**Goal of the exercise**
Repeat every record below exactly, omitting any pictures.

**Saved entries**
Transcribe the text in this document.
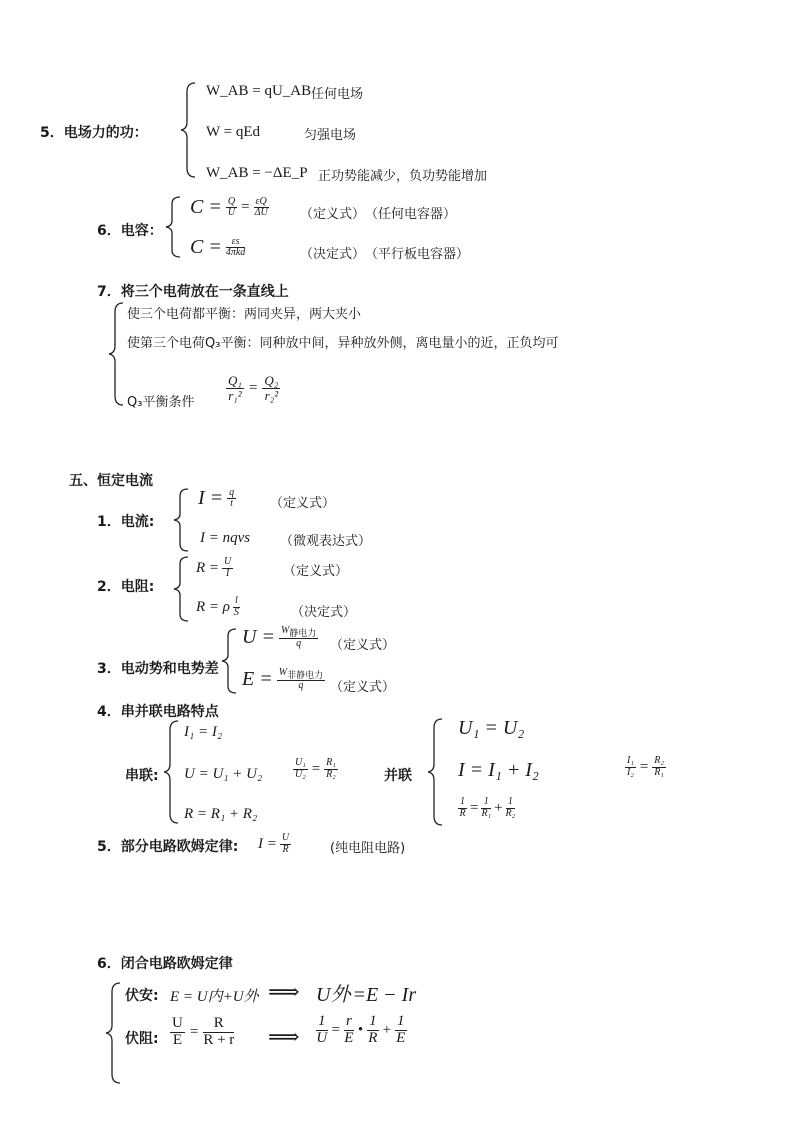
5．电场力的功：
W_AB = qU_AB 任何电场
W = qEd	匀强电场
W_AB = −ΔE_P 正功势能减少，负功势能增加
6．电容：
$C = \frac{Q}{U} = \frac{\varepsilon Q}{\Delta U}$ （定义式）　（任何电容器）
$C = \frac{\varepsilon s}{\text{4πkd}}$	（决定式）　（平行板电容器）
7．将三个电荷放在一条直线上
使三个电荷都平衡：两同夹异，两大夹小
使第三个电荷Q₃平衡：同种放中间，异种放外侧，离电量小的近，正负均可
Q₃平衡条件
$\frac{\text{Q₁}}{\text{r₁²}} = \frac{\text{Q₂}}{\text{r₂²}}$
五、恒定电流
1．电流:
$I = \frac{q}{t}$	（定义式）
I = nqvs （微观表达式）
2．电阻:
$R = \frac{U}{I}$	（定义式）
R = ρ $\frac{l}{S}$	（决定式）
3．电动势和电势差
$U = \frac{W_{静电力}}{q}$ （定义式）
$E = \frac{W_{非静电力}}{q}$ （定义式）
4．串并联电路特点
串联:
I₁ = I₂
U = U₁ + U₂	$\frac{\text{U₁}}{\text{U₂}} = \frac{\text{R₁}}{\text{R₂}}$
R = R₁ + R₂
并联
U₁ = U₂
I = I₁ + I₂
$\frac{1}{R} = \frac{1}{\text{R₁}} + \frac{1}{\text{R₂}}$
$\frac{\text{I₁}}{\text{I₂}} = \frac{\text{R₂}}{\text{R₁}}$
5．部分电路欧姆定律: $I = \frac{U}{R}$	(纯电阻电路)
6．闭合电路欧姆定律
伏安: E = U内+U外 ⟹ U外 =E − Ir
伏阻: $\frac{U}{E} = \frac{R}{R + r}$ ⟹ $\frac{1}{U} = \frac{r}{E}$ • $\frac{1}{R} + \frac{1}{E}$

**Exercise result**
Transcribe the text in this document.
5．电场力的功：
W_AB = qU_AB 任何电场
W = qEd	匀强电场
W_AB = −ΔE_P 正功势能减少，负功势能增加
6．电容：
$C = \frac{Q}{U} = \frac{\varepsilon Q}{\Delta U}$ （定义式）　（任何电容器）
$C = \frac{\varepsilon s}{\text{4πkd}}$	（决定式）　（平行板电容器）
7．将三个电荷放在一条直线上
使三个电荷都平衡：两同夹异，两大夹小
使第三个电荷Q₃平衡：同种放中间，异种放外侧，离电量小的近，正负均可
Q₃平衡条件
$\frac{\text{Q₁}}{\text{r₁²}} = \frac{\text{Q₂}}{\text{r₂²}}$
五、恒定电流
1．电流:
$I = \frac{q}{t}$	（定义式）
I = nqvs （微观表达式）
2．电阻:
$R = \frac{U}{I}$	（定义式）
R = ρ $\frac{l}{S}$	（决定式）
3．电动势和电势差
$U = \frac{W_{静电力}}{q}$ （定义式）
$E = \frac{W_{非静电力}}{q}$ （定义式）
4．串并联电路特点
串联:
I₁ = I₂
U = U₁ + U₂	$\frac{\text{U₁}}{\text{U₂}} = \frac{\text{R₁}}{\text{R₂}}$
R = R₁ + R₂
并联
U₁ = U₂
I = I₁ + I₂
$\frac{1}{R} = \frac{1}{\text{R₁}} + \frac{1}{\text{R₂}}$
$\frac{\text{I₁}}{\text{I₂}} = \frac{\text{R₂}}{\text{R₁}}$
5．部分电路欧姆定律: $I = \frac{U}{R}$	(纯电阻电路)
6．闭合电路欧姆定律
伏安: E = U内+U外 ⟹ U外 =E − Ir
伏阻: $\frac{U}{E} = \frac{R}{R + r}$ ⟹ $\frac{1}{U} = \frac{r}{E}$ • $\frac{1}{R} + \frac{1}{E}$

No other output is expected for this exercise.